[RECORDS SUPPLIED start]
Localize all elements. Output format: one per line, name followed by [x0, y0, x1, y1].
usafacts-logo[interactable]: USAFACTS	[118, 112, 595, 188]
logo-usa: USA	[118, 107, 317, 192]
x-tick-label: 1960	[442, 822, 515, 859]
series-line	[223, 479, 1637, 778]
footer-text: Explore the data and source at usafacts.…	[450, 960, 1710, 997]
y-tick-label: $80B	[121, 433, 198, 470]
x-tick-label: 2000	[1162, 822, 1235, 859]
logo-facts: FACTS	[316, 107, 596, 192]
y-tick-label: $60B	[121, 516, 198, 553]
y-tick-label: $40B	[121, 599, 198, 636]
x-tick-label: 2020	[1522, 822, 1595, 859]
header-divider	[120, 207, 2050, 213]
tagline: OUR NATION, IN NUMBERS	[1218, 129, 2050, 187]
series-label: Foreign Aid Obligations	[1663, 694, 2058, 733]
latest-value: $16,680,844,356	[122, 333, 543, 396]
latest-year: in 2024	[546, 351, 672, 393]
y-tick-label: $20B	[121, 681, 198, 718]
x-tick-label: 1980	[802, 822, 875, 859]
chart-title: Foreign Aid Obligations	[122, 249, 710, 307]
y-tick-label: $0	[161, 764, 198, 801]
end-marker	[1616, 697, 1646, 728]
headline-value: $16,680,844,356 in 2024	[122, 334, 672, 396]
[RECORDS SUPPLIED end]
[RECORDS SUPPLIED start]
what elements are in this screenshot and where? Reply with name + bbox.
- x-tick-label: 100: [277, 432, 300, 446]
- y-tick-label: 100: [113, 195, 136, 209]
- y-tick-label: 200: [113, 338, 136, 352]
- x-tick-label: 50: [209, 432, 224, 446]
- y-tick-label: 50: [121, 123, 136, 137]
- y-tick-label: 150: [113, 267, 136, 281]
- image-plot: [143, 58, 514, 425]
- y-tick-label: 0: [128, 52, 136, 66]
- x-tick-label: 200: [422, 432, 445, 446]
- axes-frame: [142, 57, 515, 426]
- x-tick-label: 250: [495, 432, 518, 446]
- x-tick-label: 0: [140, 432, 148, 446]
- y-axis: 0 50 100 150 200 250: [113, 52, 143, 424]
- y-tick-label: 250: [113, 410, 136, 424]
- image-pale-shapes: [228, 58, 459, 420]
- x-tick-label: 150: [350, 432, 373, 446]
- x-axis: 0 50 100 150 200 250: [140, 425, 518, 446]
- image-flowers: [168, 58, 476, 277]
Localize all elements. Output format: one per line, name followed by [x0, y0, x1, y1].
[RECORDS SUPPLIED end]
▶ PROBLEM STATEMENT:
Can you convert the stretch of the records from the line containing "what elements are" through the line containing "- image-plot: [143, 58, 514, 425]" into a JSON list of strings, one string per line and skipping any blank lines?

▶ TASK OUTPUT:
[
  "what elements are in this screenshot and where? Reply with name + bbox.",
  "- x-tick-label: 100: [277, 432, 300, 446]",
  "- y-tick-label: 100: [113, 195, 136, 209]",
  "- y-tick-label: 200: [113, 338, 136, 352]",
  "- x-tick-label: 50: [209, 432, 224, 446]",
  "- y-tick-label: 50: [121, 123, 136, 137]",
  "- y-tick-label: 150: [113, 267, 136, 281]",
  "- image-plot: [143, 58, 514, 425]"
]